Directive: Wherever the string "true" occurs in a line of these records, report that line.

Data section:
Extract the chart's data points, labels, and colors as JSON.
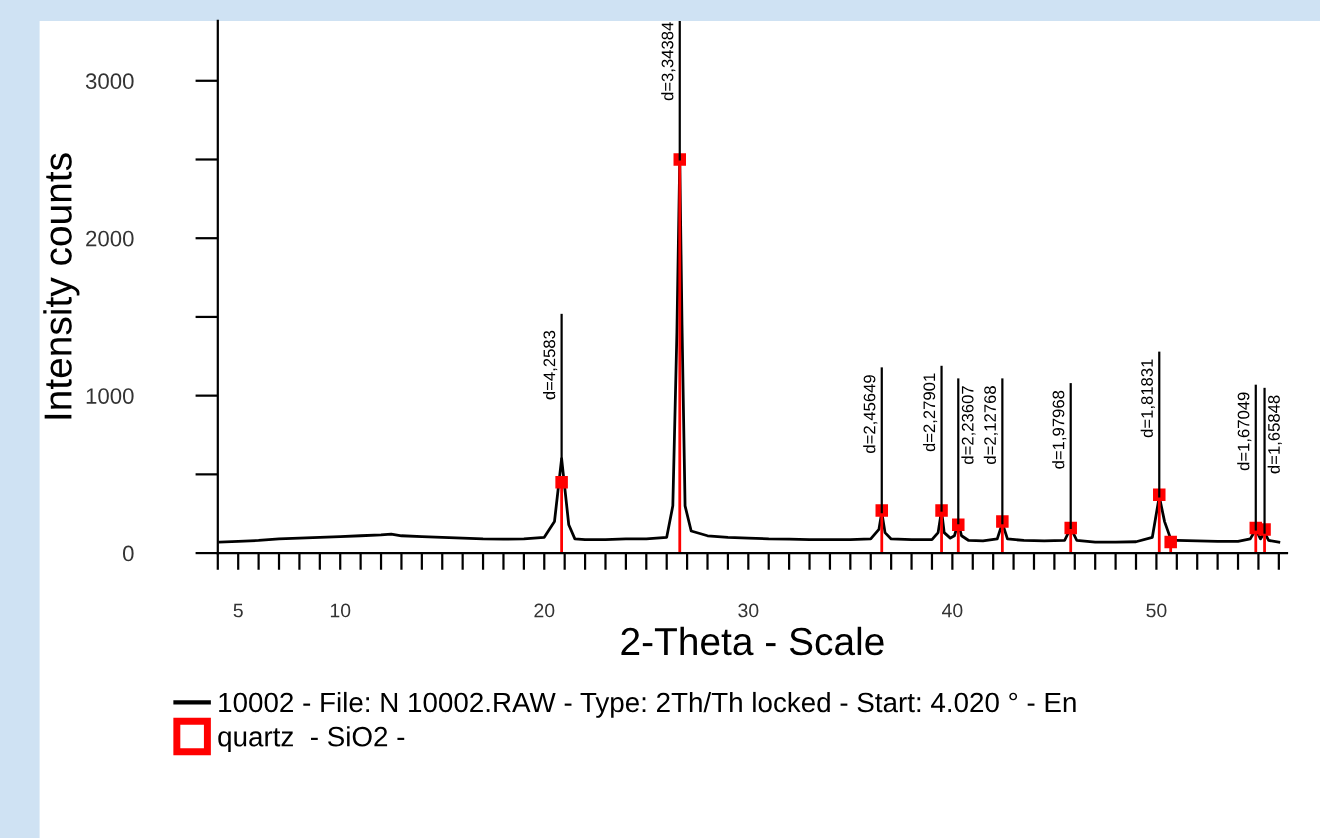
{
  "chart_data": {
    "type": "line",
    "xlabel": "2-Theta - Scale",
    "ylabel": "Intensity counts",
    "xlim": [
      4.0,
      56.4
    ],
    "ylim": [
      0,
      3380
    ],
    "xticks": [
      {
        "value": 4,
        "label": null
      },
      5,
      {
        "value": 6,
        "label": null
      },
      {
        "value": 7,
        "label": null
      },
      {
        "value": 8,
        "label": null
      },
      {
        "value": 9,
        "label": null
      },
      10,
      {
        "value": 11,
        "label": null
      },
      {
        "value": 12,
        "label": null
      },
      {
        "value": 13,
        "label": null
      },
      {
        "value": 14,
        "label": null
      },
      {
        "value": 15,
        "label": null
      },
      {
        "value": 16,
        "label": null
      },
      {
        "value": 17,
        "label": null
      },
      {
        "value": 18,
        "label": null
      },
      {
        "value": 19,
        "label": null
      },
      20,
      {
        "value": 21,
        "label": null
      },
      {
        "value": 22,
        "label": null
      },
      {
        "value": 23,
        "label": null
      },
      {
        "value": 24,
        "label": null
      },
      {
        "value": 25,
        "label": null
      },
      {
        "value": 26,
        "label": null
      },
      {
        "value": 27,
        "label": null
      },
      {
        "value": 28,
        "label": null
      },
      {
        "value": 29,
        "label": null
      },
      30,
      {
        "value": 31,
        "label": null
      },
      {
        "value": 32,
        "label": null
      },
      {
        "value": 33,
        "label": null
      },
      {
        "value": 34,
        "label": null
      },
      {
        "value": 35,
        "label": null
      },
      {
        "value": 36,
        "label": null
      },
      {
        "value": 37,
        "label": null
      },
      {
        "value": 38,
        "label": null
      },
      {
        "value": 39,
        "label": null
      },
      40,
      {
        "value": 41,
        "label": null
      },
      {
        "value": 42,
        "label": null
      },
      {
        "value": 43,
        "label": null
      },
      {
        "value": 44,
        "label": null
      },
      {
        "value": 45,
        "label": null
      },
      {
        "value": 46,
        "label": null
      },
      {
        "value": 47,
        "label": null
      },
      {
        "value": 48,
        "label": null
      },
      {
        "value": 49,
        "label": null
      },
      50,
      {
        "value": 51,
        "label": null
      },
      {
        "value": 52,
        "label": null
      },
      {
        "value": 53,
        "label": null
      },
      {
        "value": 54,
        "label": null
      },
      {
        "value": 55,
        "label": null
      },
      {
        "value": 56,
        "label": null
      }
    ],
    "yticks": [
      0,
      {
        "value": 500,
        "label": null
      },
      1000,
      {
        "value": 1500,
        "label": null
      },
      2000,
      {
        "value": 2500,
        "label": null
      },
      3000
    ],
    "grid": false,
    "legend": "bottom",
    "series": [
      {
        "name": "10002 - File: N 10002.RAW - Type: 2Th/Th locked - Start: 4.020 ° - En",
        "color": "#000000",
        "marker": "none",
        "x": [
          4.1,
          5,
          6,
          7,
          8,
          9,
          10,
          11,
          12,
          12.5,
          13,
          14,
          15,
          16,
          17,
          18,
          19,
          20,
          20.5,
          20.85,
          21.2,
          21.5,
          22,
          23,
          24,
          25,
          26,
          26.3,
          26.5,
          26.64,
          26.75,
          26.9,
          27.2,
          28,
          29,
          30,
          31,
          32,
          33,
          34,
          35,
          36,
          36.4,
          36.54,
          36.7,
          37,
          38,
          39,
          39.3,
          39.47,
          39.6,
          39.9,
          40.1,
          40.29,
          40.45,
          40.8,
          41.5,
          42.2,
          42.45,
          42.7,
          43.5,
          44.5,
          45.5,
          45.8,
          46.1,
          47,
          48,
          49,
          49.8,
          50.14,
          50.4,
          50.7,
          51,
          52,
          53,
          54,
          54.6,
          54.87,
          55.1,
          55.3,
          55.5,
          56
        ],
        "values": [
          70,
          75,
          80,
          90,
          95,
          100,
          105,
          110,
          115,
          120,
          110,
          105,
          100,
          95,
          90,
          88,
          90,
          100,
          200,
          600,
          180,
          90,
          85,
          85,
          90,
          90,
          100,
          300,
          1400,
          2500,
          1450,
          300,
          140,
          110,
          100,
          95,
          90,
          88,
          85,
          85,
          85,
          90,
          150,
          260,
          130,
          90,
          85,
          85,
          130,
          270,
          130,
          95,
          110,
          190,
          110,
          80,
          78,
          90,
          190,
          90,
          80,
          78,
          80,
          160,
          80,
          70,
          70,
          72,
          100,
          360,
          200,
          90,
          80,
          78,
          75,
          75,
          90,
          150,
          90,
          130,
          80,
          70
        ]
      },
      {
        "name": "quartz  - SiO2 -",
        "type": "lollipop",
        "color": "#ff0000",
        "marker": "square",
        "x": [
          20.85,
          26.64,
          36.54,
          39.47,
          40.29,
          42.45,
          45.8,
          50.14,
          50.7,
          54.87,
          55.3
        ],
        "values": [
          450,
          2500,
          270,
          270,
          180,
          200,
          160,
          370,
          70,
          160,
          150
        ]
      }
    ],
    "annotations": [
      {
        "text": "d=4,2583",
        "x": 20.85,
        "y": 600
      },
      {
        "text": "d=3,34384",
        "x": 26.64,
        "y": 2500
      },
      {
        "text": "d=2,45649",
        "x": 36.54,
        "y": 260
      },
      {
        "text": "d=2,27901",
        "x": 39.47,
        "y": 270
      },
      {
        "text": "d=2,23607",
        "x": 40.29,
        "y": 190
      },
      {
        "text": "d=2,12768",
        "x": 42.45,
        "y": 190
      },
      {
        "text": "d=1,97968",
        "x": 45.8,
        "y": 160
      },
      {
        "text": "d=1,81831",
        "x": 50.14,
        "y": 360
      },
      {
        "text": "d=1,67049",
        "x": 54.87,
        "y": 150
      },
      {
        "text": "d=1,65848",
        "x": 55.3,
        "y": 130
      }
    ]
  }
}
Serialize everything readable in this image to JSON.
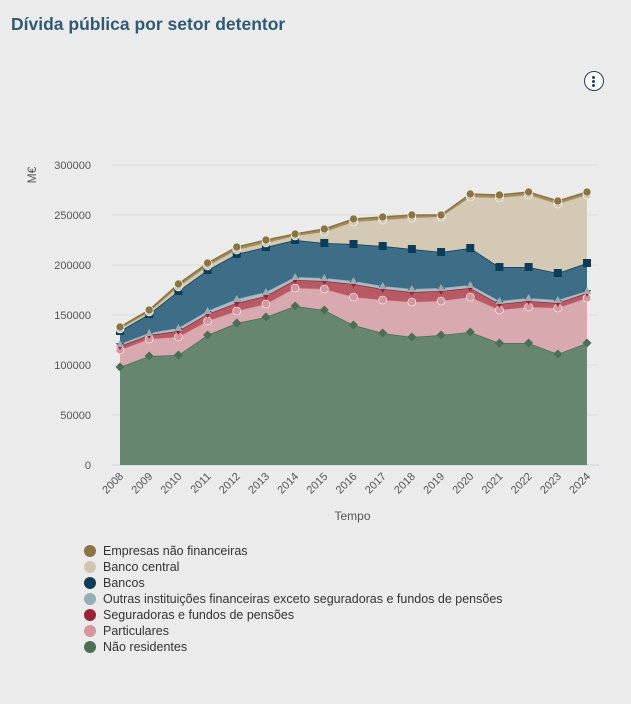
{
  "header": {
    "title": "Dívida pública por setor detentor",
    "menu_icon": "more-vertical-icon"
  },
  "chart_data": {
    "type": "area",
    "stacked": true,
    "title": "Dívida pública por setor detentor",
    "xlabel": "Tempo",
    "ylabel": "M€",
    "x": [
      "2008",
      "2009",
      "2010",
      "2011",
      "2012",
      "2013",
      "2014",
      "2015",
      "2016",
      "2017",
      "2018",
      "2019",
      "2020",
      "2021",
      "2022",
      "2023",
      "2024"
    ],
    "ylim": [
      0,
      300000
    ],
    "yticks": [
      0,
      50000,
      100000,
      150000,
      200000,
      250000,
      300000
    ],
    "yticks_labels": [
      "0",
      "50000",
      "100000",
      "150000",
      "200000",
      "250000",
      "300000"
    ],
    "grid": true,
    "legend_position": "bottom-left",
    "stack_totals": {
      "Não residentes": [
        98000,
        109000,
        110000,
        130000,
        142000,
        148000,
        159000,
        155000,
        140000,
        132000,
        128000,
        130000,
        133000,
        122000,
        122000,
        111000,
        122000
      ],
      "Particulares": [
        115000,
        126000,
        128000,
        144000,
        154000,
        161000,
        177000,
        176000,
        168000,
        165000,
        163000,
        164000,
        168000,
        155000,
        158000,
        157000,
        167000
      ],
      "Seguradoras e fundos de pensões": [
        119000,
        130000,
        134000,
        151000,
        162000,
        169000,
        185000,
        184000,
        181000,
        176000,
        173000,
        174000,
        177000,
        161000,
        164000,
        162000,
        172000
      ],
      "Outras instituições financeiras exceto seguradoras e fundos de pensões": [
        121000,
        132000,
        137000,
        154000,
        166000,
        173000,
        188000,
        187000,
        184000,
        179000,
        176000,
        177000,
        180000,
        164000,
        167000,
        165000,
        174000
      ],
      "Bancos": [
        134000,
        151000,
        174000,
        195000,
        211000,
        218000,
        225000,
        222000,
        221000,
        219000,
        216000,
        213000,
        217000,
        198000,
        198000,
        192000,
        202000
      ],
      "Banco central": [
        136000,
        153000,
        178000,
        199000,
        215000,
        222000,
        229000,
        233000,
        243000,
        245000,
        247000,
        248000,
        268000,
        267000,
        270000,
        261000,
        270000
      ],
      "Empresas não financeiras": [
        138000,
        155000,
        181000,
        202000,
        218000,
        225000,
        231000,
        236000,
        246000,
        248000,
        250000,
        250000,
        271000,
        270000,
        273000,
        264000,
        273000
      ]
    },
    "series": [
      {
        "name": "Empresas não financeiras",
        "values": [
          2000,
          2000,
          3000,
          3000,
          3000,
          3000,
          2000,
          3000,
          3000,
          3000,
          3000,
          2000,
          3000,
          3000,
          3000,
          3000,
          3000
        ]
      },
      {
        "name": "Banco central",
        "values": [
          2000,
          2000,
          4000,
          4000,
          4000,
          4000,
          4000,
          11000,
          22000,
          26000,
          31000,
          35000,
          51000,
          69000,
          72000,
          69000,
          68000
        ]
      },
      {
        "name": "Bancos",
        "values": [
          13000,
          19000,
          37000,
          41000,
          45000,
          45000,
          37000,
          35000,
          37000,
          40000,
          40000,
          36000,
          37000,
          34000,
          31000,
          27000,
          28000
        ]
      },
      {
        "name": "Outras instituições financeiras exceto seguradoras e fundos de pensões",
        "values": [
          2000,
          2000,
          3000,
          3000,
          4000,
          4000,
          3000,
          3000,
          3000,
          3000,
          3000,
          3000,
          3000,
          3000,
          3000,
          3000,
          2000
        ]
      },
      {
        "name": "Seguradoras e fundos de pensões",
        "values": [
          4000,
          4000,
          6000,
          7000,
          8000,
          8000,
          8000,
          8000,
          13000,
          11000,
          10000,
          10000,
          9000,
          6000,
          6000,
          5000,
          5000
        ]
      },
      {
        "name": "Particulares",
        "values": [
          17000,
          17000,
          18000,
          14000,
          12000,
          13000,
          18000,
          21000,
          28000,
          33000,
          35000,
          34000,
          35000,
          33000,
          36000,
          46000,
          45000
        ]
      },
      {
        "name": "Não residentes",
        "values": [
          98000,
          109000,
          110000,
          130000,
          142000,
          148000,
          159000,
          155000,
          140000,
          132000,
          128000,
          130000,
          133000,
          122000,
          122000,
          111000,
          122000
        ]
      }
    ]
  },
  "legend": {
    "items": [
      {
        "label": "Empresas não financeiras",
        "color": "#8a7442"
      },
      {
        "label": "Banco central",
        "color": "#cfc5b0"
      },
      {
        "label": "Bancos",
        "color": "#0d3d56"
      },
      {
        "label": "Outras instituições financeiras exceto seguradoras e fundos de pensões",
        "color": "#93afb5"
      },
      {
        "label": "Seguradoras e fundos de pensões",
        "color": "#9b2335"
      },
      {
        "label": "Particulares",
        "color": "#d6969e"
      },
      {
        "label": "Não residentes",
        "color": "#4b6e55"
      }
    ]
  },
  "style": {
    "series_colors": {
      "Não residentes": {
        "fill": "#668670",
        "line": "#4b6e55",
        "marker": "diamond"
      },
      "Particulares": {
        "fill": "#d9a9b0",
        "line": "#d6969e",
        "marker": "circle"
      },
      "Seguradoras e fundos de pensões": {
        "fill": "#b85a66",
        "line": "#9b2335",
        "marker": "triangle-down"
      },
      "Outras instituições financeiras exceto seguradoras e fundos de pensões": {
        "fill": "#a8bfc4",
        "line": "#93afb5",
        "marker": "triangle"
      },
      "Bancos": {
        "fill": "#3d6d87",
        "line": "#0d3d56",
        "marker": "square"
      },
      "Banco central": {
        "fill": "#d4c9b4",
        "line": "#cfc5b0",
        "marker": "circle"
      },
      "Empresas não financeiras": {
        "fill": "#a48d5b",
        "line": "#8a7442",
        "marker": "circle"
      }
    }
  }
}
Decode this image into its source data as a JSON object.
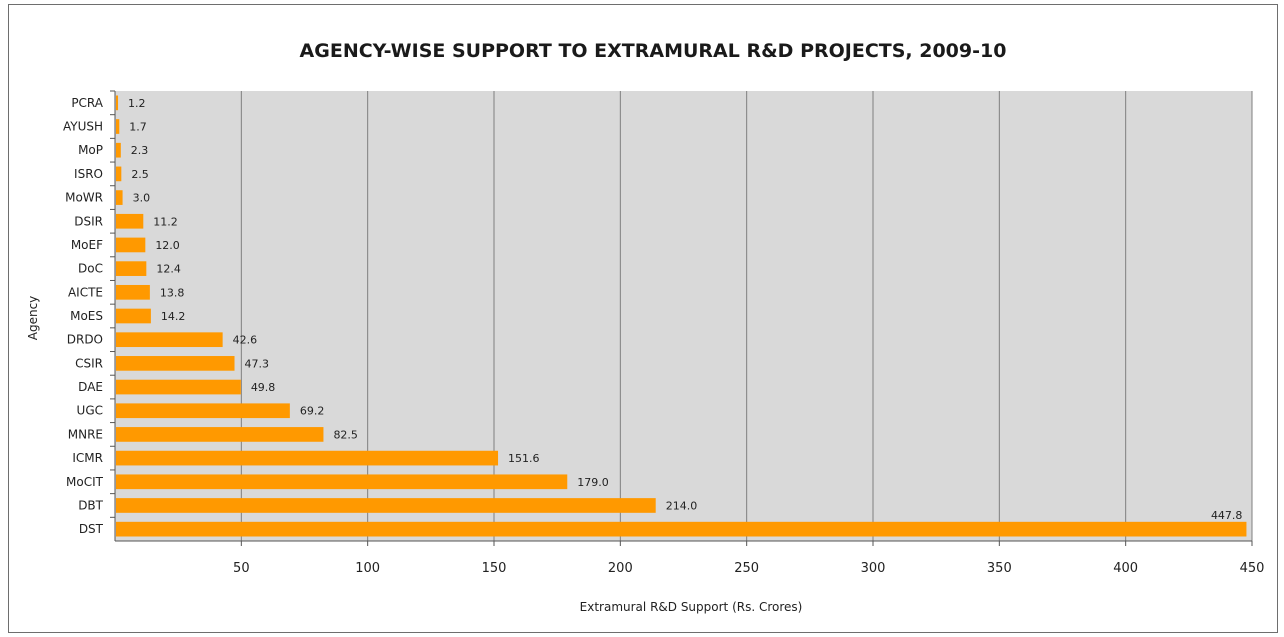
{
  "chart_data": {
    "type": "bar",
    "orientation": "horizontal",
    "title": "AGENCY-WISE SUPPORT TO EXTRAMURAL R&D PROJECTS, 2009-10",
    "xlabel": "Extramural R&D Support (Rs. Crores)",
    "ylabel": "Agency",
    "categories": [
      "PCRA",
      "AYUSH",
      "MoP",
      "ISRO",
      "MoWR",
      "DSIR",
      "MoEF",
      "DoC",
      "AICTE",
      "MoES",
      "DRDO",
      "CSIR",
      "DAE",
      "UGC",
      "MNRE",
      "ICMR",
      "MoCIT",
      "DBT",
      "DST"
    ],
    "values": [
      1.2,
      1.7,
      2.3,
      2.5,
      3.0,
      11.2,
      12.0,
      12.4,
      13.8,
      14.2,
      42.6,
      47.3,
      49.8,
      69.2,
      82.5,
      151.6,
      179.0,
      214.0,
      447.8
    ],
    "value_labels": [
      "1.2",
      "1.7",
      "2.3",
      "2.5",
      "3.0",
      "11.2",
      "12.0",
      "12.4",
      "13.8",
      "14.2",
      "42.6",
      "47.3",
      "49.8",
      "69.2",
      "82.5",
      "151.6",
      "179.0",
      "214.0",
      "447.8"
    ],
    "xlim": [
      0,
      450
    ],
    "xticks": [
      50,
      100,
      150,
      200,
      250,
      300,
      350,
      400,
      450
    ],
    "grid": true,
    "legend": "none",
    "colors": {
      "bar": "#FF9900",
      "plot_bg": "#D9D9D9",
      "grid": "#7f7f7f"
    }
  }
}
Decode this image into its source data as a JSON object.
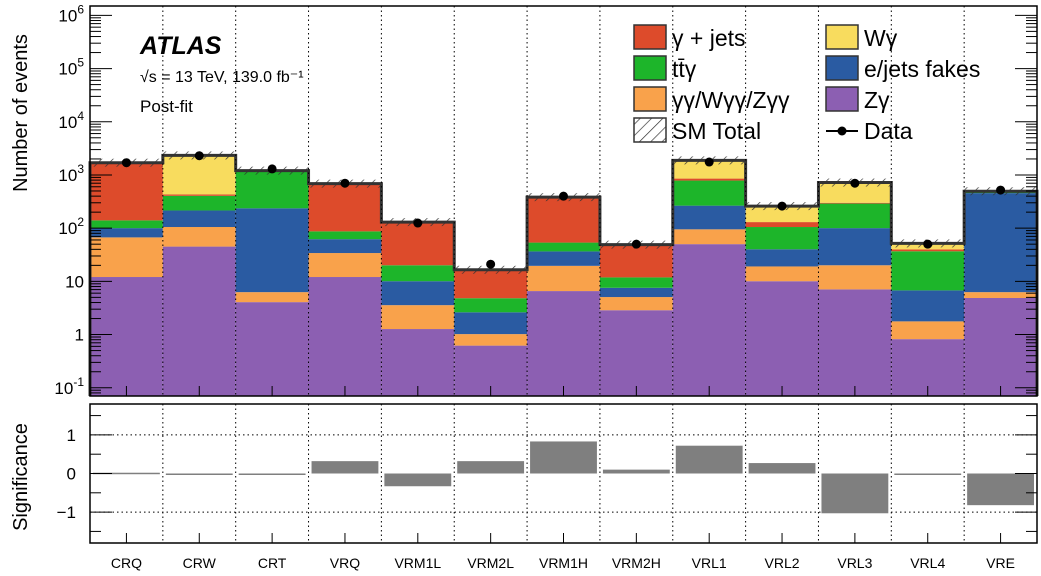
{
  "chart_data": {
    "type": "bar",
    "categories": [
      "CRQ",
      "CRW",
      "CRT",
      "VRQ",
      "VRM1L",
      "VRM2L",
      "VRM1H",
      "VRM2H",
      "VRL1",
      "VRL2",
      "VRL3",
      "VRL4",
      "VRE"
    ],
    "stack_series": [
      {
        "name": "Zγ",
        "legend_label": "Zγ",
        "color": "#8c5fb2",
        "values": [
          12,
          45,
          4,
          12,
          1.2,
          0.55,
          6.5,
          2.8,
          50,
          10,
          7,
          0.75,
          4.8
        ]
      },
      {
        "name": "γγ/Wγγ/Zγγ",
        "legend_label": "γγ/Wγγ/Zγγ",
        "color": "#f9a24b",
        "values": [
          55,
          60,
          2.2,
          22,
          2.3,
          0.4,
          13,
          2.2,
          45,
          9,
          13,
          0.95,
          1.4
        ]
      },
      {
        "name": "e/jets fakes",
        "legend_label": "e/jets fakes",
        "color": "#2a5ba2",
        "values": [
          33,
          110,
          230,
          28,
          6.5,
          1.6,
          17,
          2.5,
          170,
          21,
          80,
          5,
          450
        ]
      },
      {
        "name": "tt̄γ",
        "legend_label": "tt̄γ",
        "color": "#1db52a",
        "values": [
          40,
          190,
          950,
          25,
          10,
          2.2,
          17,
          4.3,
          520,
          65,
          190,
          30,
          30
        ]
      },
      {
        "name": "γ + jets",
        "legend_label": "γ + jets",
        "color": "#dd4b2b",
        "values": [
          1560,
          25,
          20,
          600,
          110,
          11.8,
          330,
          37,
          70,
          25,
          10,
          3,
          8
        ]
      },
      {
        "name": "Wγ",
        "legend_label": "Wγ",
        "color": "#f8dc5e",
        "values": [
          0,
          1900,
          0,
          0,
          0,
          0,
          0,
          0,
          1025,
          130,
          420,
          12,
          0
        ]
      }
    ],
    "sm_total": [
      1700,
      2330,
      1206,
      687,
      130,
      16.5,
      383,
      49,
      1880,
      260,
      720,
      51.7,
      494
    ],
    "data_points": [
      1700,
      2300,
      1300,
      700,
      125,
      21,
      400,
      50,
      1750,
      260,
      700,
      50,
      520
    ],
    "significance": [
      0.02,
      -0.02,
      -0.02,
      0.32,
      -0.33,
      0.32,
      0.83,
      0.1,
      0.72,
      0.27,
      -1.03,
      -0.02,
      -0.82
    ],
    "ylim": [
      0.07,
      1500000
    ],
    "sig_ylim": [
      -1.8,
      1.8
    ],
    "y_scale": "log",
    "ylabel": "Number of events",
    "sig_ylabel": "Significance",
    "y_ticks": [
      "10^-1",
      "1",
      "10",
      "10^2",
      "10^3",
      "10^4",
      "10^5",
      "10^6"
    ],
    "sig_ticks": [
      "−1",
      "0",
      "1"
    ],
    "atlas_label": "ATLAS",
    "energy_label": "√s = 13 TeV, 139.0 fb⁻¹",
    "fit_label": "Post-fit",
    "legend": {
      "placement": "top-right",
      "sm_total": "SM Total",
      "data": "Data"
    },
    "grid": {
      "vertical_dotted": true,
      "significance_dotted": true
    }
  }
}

Finished answer:
    "stacked": true,
    "grid": true,
    "grid": true,
      "vertical_dotted": true,
      "significance_dotted": true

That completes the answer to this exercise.